#### [Exercise objective]
Convert all of the data below into a JSON list of strings, with one string for each line and blank lines omitted.

Collected data entries:
Start

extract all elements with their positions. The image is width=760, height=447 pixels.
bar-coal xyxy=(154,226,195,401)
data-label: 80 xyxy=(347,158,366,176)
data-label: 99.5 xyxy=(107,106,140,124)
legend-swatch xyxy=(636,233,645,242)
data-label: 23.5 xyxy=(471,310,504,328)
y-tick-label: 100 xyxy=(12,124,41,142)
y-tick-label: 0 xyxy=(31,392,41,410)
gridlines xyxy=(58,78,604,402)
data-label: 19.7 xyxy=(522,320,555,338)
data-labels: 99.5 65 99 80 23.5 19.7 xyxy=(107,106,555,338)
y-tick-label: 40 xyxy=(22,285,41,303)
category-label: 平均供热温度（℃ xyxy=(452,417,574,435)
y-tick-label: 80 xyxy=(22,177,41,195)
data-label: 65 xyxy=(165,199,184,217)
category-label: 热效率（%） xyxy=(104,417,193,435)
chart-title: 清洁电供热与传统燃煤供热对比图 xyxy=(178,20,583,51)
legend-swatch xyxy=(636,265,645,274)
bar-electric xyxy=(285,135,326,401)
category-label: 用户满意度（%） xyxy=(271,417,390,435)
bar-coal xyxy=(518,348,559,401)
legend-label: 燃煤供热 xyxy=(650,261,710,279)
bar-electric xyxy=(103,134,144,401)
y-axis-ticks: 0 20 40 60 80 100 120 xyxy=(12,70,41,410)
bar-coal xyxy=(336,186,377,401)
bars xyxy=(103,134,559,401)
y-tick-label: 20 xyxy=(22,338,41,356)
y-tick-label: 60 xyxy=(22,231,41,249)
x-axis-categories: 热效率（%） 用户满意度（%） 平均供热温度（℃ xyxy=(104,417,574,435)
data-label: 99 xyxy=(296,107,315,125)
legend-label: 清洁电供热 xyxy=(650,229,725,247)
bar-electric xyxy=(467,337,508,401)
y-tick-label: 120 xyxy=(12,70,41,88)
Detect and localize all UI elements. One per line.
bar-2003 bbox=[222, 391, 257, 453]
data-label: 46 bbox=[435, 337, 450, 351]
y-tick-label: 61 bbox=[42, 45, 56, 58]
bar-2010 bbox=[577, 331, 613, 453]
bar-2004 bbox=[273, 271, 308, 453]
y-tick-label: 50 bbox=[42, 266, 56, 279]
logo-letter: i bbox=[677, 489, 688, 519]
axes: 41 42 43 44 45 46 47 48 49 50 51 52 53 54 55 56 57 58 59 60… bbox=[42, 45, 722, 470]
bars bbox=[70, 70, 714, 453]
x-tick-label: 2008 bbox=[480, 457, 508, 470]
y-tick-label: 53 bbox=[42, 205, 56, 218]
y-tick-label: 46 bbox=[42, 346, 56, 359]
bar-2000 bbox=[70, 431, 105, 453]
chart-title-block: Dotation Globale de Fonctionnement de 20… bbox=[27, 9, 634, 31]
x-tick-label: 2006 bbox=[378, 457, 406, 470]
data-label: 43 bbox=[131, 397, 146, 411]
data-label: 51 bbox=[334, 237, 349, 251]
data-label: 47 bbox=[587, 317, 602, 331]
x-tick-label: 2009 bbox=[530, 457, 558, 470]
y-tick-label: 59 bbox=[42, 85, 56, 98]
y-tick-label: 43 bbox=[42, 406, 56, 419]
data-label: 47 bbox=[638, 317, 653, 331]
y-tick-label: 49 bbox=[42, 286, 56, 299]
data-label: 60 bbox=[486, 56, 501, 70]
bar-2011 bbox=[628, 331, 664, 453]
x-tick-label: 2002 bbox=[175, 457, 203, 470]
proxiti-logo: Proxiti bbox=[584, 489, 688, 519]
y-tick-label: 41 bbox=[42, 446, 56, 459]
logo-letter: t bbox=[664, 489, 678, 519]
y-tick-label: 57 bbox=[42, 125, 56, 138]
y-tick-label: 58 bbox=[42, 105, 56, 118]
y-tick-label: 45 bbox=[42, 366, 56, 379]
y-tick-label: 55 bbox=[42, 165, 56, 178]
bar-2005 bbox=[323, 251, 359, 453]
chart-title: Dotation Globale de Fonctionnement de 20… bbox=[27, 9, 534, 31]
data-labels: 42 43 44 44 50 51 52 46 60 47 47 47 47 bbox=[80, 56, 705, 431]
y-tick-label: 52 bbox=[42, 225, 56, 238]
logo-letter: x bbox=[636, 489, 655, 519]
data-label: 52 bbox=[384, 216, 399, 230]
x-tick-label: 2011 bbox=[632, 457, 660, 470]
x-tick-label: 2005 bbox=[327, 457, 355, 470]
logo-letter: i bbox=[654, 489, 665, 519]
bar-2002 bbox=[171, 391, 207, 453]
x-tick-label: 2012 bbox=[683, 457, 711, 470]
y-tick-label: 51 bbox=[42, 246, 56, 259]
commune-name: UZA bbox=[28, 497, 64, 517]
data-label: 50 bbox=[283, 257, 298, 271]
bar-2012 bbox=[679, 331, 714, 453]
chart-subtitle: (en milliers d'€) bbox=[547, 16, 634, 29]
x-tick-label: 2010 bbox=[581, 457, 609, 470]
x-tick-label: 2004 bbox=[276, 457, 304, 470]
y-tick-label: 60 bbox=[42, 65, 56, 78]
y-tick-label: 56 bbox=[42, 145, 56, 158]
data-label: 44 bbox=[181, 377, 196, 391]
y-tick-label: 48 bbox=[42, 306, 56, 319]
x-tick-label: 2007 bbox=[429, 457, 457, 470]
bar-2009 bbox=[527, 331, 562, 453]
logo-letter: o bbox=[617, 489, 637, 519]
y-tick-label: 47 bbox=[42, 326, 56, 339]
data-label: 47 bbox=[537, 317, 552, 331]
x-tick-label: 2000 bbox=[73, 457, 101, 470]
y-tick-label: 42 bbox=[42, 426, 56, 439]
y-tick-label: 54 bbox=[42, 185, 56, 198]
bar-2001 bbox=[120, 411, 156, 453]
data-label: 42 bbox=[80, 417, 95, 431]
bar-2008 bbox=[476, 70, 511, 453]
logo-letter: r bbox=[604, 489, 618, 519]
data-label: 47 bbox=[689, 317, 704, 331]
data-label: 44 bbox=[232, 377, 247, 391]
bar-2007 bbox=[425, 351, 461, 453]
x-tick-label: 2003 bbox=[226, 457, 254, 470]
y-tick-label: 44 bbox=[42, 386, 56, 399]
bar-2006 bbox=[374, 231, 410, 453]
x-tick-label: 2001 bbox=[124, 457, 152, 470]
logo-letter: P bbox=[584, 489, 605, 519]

End

#### [Task response]
[
  "extract all elements with their positions. The image is width=760, height=447 pixels.",
  "bar-coal xyxy=(154,226,195,401)",
  "data-label: 80 xyxy=(347,158,366,176)",
  "data-label: 99.5 xyxy=(107,106,140,124)",
  "legend-swatch xyxy=(636,233,645,242)",
  "data-label: 23.5 xyxy=(471,310,504,328)",
  "y-tick-label: 100 xyxy=(12,124,41,142)",
  "y-tick-label: 0 xyxy=(31,392,41,410)",
  "gridlines xyxy=(58,78,604,402)",
  "data-label: 19.7 xyxy=(522,320,555,338)",
  "data-labels: 99.5 65 99 80 23.5 19.7 xyxy=(107,106,555,338)",
  "y-tick-label: 40 xyxy=(22,285,41,303)",
  "category-label: 平均供热温度（℃ xyxy=(452,417,574,435)",
  "y-tick-label: 80 xyxy=(22,177,41,195)",
  "data-label: 65 xyxy=(165,199,184,217)",
  "category-label: 热效率（%） xyxy=(104,417,193,435)",
  "chart-title: 清洁电供热与传统燃煤供热对比图 xyxy=(178,20,583,51)",
  "legend-swatch xyxy=(636,265,645,274)",
  "bar-electric xyxy=(285,135,326,401)",
  "category-label: 用户满意度（%） xyxy=(271,417,390,435)",
  "bar-coal xyxy=(518,348,559,401)",
  "legend-label: 燃煤供热 xyxy=(650,261,710,279)",
  "bar-electric xyxy=(103,134,144,401)",
  "y-axis-ticks: 0 20 40 60 80 100 120 xyxy=(12,70,41,410)",
  "bar-coal xyxy=(336,186,377,401)",
  "bars xyxy=(103,134,559,401)",
  "y-tick-label: 20 xyxy=(22,338,41,356)",
  "y-tick-label: 60 xyxy=(22,231,41,249)",
  "x-axis-categories: 热效率（%） 用户满意度（%） 平均供热温度（℃ xyxy=(104,417,574,435)",
  "data-label: 99 xyxy=(296,107,315,125)",
  "legend-label: 清洁电供热 xyxy=(650,229,725,247)",
  "bar-electric xyxy=(467,337,508,401)",
  "y-tick-label: 120 xyxy=(12,70,41,88)",
  "Detect and localize all UI elements. One per line.",
  "bar-2003 bbox=[222, 391, 257, 453]",
  "data-label: 46 bbox=[435, 337, 450, 351]",
  "y-tick-label: 61 bbox=[42, 45, 56, 58]",
  "bar-2010 bbox=[577, 331, 613, 453]",
  "bar-2004 bbox=[273, 271, 308, 453]",
  "y-tick-label: 50 bbox=[42, 266, 56, 279]",
  "logo-letter: i bbox=[677, 489, 688, 519]",
  "axes: 41 42 43 44 45 46 47 48 49 50 51 52 53 54 55 56 57 58 59 60… bbox=[42, 45, 722, 470]",
  "bars bbox=[70, 70, 714, 453]",
  "x-tick-label: 2008 bbox=[480, 457, 508, 470]",
  "y-tick-label: 53 bbox=[42, 205, 56, 218]",
  "y-tick-label: 46 bbox=[42, 346, 56, 359]",
  "bar-2000 bbox=[70, 431, 105, 453]",
  "chart-title-block: Dotation Globale de Fonctionnement de 20… bbox=[27, 9, 634, 31]",
  "x-tick-label: 2006 bbox=[378, 457, 406, 470]",
  "data-label: 43 bbox=[131, 397, 146, 411]",
  "data-label: 51 bbox=[334, 237, 349, 251]",
  "data-label: 47 bbox=[587, 317, 602, 331]",
  "x-tick-label: 2009 bbox=[530, 457, 558, 470]",
  "y-tick-label: 59 bbox=[42, 85, 56, 98]",
  "y-tick-label: 43 bbox=[42, 406, 56, 419]",
  "data-label: 47 bbox=[638, 317, 653, 331]",
  "y-tick-label: 49 bbox=[42, 286, 56, 299]",
  "data-label: 60 bbox=[486, 56, 501, 70]",
  "bar-2011 bbox=[628, 331, 664, 453]",
  "x-tick-label: 2002 bbox=[175, 457, 203, 470]",
  "proxiti-logo: Proxiti bbox=[584, 489, 688, 519]",
  "y-tick-label: 41 bbox=[42, 446, 56, 459]",
  "logo-letter: t bbox=[664, 489, 678, 519]",
  "y-tick-label: 57 bbox=[42, 125, 56, 138]",
  "y-tick-label: 58 bbox=[42, 105, 56, 118]",
  "y-tick-label: 45 bbox=[42, 366, 56, 379]",
  "y-tick-label: 55 bbox=[42, 165, 56, 178]",
  "bar-2005 bbox=[323, 251, 359, 453]",
  "chart-title: Dotation Globale de Fonctionnement de 20… bbox=[27, 9, 534, 31]",
  "data-labels: 42 43 44 44 50 51 52 46 60 47 47 47 47 bbox=[80, 56, 705, 431]",
  "y-tick-label: 52 bbox=[42, 225, 56, 238]",
  "logo-letter: x bbox=[636, 489, 655, 519]",
  "data-label: 52 bbox=[384, 216, 399, 230]",
  "x-tick-label: 2011 bbox=[632, 457, 660, 470]",
  "x-tick-label: 2005 bbox=[327, 457, 355, 470]",
  "logo-letter: i bbox=[654, 489, 665, 519]",
  "bar-2002 bbox=[171, 391, 207, 453]",
  "x-tick-label: 2012 bbox=[683, 457, 711, 470]",
  "y-tick-label: 51 bbox=[42, 246, 56, 259]",
  "commune-name: UZA bbox=[28, 497, 64, 517]",
  "data-label: 50 bbox=[283, 257, 298, 271]",
  "bar-2012 bbox=[679, 331, 714, 453]",
  "chart-subtitle: (en milliers d'€) bbox=[547, 16, 634, 29]",
  "x-tick-label: 2010 bbox=[581, 457, 609, 470]",
  "x-tick-label: 2004 bbox=[276, 457, 304, 470]",
  "y-tick-label: 60 bbox=[42, 65, 56, 78]",
  "y-tick-label: 56 bbox=[42, 145, 56, 158]",
  "data-label: 44 bbox=[181, 377, 196, 391]",
  "y-tick-label: 48 bbox=[42, 306, 56, 319]",
  "x-tick-label: 2007 bbox=[429, 457, 457, 470]",
  "bar-2009 bbox=[527, 331, 562, 453]",
  "logo-letter: o bbox=[617, 489, 637, 519]",
  "y-tick-label: 47 bbox=[42, 326, 56, 339]",
  "data-label: 47 bbox=[537, 317, 552, 331]",
  "x-tick-label: 2000 bbox=[73, 457, 101, 470]",
  "y-tick-label: 42 bbox=[42, 426, 56, 439]",
  "y-tick-label: 54 bbox=[42, 185, 56, 198]",
  "bar-2001 bbox=[120, 411, 156, 453]",
  "data-label: 42 bbox=[80, 417, 95, 431]",
  "bar-2008 bbox=[476, 70, 511, 453]",
  "logo-letter: r bbox=[604, 489, 618, 519]",
  "data-label: 47 bbox=[689, 317, 704, 331]",
  "data-label: 44 bbox=[232, 377, 247, 391]",
  "bar-2007 bbox=[425, 351, 461, 453]",
  "x-tick-label: 2003 bbox=[226, 457, 254, 470]",
  "y-tick-label: 44 bbox=[42, 386, 56, 399]",
  "bar-2006 bbox=[374, 231, 410, 453]",
  "x-tick-label: 2001 bbox=[124, 457, 152, 470]",
  "logo-letter: P bbox=[584, 489, 605, 519]"
]